Listed records:
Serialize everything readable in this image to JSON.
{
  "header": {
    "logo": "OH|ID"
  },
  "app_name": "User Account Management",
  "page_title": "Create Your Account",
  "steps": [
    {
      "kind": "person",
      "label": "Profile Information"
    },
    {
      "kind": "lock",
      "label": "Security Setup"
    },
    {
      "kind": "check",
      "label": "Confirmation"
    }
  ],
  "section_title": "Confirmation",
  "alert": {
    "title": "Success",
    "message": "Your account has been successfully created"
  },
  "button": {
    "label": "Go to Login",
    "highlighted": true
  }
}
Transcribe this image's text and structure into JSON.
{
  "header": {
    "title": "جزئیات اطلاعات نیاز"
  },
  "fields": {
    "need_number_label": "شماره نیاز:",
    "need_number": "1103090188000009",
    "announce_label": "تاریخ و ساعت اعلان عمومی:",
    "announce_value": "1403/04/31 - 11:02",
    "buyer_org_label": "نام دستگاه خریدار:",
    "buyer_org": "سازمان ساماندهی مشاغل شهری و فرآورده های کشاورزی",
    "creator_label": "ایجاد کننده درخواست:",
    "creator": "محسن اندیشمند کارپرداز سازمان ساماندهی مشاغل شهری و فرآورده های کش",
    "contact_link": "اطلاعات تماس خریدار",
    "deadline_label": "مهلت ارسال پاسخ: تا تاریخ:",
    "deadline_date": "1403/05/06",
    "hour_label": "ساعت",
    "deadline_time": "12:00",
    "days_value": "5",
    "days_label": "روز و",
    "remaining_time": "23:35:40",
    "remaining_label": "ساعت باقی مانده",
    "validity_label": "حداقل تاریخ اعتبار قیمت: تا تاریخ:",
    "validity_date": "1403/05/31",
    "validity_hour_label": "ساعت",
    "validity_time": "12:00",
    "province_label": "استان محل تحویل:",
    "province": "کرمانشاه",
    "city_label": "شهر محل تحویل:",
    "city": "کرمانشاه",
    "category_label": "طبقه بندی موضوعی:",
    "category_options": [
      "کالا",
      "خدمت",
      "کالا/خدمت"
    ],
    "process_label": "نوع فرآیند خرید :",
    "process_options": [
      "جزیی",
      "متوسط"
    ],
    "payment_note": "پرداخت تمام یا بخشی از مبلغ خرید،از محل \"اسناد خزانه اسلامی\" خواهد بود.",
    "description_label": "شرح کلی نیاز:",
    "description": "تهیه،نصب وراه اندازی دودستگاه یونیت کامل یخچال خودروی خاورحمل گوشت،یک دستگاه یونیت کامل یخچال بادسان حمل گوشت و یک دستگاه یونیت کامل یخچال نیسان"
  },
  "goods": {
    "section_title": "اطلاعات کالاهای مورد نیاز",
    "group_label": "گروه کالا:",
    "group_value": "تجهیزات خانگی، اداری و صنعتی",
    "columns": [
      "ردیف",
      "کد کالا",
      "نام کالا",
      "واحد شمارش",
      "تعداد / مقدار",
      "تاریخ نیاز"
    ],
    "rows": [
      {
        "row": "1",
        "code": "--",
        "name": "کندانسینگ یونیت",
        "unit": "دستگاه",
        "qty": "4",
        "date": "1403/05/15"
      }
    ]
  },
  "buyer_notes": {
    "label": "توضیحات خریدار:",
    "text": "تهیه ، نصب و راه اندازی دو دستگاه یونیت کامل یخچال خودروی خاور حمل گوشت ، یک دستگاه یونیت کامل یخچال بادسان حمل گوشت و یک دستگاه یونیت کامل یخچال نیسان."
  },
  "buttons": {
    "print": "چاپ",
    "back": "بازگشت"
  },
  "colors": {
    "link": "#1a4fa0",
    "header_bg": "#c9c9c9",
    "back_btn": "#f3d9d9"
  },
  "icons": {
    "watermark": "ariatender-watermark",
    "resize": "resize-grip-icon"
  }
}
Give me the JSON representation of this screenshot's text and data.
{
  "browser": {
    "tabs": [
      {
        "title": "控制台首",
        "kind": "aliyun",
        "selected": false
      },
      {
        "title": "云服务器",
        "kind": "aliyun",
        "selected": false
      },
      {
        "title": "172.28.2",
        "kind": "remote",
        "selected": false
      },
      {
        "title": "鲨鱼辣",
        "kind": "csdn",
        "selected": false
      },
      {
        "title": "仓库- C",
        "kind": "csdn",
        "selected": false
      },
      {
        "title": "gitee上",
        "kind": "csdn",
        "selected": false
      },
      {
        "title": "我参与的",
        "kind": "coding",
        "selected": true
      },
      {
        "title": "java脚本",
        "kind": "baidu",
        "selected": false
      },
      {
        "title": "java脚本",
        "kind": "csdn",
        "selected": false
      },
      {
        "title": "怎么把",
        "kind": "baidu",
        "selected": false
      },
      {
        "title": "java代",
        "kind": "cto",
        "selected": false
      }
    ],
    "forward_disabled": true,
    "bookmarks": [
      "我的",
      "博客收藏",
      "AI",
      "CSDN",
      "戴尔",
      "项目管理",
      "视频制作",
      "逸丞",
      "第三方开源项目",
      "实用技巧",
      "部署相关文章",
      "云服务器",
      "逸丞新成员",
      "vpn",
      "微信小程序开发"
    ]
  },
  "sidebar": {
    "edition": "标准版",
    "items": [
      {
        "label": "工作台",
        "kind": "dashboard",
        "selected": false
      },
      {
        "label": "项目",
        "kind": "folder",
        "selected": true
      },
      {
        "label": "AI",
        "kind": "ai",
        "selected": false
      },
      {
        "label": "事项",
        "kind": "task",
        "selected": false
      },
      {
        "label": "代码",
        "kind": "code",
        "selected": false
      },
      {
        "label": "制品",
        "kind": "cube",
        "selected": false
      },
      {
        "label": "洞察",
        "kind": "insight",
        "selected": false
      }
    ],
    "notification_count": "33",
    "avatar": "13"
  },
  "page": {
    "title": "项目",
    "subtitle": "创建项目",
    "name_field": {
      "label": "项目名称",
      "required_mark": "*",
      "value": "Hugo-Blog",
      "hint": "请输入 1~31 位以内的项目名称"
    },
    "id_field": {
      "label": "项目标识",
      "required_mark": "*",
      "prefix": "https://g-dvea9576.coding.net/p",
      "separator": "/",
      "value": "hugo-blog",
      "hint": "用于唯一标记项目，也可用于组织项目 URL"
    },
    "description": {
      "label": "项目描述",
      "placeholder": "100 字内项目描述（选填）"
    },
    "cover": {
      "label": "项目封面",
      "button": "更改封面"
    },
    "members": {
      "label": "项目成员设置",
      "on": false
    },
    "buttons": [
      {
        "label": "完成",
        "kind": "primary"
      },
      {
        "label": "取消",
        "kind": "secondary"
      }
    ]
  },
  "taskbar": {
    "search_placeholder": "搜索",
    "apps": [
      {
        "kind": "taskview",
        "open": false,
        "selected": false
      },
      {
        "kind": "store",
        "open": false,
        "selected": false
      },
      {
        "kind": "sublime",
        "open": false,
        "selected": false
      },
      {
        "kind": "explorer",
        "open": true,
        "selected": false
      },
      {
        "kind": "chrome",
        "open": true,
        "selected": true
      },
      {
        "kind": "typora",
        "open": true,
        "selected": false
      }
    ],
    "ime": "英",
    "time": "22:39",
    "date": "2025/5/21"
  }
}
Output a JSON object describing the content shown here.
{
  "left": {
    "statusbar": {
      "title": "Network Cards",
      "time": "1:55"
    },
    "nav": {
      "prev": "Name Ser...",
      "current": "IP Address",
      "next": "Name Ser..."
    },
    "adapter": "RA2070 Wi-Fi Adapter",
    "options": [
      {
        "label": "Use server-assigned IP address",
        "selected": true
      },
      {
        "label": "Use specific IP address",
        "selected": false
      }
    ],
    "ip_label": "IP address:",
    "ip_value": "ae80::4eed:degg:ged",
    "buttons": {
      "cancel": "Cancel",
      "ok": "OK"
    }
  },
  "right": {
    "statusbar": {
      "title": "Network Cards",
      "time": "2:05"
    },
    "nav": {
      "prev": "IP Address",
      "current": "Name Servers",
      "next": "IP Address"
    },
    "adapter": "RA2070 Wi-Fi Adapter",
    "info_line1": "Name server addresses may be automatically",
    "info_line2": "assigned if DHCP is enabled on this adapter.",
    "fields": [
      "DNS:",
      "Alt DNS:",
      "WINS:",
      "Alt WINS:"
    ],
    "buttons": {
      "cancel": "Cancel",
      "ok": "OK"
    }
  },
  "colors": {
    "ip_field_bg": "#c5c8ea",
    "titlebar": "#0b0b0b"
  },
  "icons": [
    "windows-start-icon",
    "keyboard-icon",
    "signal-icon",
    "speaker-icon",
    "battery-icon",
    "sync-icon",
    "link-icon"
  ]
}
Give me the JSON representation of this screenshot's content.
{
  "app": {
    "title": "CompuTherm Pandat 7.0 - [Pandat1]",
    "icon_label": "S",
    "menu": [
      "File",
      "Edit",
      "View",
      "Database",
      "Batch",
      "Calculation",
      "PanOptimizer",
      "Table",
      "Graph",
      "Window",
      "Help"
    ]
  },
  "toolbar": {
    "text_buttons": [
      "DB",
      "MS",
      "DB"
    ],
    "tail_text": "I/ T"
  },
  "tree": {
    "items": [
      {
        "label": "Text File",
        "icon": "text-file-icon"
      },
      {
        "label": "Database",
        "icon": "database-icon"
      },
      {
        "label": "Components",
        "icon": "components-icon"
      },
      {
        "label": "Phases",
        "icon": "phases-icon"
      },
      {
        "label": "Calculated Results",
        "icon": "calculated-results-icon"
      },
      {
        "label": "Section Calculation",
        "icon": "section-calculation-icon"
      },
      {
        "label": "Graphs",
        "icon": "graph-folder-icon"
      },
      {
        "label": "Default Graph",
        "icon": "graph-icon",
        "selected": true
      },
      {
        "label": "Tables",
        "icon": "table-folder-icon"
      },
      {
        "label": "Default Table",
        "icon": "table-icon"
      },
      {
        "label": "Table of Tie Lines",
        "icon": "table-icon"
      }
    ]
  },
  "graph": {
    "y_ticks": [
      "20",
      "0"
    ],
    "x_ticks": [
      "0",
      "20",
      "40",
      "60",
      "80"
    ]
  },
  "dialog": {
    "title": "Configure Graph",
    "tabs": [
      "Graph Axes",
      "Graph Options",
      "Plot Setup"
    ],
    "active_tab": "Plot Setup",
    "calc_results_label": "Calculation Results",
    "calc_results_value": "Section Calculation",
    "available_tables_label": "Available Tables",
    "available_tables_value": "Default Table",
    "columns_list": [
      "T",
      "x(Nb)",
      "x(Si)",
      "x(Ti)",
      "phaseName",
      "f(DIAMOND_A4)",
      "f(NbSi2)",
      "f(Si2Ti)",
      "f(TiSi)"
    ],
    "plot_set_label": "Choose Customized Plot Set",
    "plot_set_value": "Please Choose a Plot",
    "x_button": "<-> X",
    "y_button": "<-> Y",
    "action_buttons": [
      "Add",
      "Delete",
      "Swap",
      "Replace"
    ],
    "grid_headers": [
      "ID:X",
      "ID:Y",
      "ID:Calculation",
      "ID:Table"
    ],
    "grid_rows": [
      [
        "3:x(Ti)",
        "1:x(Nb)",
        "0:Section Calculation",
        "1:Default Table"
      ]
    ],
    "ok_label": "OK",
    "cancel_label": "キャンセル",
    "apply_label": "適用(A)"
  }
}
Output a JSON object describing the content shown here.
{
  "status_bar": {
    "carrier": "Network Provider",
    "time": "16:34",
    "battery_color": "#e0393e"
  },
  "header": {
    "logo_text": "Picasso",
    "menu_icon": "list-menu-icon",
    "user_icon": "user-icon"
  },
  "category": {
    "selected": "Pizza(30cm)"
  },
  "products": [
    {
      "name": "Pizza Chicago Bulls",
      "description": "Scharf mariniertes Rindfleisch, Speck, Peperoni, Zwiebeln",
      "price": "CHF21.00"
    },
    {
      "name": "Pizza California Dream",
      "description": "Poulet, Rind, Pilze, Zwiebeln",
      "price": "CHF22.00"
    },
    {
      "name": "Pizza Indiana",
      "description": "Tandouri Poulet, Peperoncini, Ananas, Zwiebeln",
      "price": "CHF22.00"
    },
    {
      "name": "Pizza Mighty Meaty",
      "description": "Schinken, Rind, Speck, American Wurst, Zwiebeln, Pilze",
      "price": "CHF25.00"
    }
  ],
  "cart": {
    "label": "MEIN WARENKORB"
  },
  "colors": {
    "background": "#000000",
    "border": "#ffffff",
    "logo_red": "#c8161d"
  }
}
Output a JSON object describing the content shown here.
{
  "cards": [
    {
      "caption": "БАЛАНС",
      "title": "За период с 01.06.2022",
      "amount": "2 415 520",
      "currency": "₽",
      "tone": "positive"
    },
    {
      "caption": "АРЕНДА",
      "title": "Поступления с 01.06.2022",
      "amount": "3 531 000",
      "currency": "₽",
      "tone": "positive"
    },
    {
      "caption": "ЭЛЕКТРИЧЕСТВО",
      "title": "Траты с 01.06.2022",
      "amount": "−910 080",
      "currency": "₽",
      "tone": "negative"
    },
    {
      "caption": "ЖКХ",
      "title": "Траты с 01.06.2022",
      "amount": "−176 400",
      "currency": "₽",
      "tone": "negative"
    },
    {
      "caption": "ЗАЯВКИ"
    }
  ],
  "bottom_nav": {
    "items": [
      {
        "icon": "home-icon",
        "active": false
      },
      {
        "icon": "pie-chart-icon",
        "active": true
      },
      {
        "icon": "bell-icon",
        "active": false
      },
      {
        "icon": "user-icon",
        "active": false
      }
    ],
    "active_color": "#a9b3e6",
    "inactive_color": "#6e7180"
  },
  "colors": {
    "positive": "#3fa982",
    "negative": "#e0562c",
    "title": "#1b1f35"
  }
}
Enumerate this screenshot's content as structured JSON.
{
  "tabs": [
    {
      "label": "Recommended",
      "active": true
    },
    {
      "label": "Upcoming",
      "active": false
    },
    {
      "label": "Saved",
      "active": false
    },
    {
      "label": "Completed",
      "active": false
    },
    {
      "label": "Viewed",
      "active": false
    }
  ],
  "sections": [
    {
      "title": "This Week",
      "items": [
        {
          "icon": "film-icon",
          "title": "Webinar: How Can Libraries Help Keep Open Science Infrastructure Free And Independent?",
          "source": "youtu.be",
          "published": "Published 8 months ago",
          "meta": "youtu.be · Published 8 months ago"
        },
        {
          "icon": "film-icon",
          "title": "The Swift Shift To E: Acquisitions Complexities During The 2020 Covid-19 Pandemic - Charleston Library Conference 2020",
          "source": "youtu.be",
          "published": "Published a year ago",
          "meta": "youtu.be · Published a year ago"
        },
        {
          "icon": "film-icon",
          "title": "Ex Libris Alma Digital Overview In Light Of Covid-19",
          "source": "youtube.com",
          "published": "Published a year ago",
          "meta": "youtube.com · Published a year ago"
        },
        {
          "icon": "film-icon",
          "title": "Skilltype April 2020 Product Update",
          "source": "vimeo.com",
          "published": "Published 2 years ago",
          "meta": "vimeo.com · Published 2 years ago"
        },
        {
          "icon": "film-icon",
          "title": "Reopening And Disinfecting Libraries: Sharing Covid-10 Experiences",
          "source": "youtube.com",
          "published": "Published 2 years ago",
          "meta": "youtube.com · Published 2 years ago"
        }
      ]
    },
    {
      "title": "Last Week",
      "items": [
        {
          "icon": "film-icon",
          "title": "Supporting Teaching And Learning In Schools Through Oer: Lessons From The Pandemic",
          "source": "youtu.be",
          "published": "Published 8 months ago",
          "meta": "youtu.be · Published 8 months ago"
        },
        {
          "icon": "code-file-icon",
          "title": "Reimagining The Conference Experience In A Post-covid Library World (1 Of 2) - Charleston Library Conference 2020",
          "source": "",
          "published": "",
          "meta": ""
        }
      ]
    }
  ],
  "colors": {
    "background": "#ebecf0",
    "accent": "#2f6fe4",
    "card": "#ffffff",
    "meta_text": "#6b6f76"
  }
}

Objective: Search the entries for the word "Default" and gather every line where it appears.

Result for this task:
        "label": "Default Graph",
        "label": "Default Table",
    "available_tables_value": "Default Table",
        "1:Default Table"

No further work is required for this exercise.